What is asked: The listing below is the input. Say how many of its lines contain "that", giving the number alone.

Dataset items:
───

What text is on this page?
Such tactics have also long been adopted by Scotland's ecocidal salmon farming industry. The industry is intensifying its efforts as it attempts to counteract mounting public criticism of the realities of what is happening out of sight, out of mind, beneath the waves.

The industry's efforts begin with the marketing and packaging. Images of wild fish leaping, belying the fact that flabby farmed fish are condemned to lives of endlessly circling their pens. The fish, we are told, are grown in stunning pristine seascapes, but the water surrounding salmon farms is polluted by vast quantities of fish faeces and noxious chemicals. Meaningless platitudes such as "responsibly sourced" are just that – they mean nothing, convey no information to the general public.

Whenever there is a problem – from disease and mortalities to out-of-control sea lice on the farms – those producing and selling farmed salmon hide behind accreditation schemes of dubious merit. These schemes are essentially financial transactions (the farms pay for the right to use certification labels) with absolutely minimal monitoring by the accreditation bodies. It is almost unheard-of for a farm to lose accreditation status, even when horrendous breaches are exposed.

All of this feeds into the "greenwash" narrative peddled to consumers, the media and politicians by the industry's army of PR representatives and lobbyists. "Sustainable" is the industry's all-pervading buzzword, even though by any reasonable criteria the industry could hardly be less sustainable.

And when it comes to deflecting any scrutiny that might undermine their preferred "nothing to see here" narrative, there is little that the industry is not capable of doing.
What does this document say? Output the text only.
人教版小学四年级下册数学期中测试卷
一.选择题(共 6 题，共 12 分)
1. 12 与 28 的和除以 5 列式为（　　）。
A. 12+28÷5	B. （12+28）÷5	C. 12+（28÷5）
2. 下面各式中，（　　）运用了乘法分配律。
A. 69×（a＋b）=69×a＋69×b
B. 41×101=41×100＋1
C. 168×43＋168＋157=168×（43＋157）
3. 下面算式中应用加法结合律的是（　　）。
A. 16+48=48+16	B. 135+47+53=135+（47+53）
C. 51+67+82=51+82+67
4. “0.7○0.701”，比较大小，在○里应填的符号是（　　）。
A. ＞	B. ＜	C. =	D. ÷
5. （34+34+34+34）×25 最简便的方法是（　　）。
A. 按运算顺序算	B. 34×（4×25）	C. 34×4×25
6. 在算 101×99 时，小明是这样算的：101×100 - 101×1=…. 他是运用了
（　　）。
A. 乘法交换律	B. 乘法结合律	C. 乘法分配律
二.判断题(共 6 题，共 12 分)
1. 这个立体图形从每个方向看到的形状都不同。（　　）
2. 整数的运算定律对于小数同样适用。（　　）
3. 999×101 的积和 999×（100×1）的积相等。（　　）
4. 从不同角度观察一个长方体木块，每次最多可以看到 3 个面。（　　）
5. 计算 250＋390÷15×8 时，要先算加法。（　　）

───

The output: 2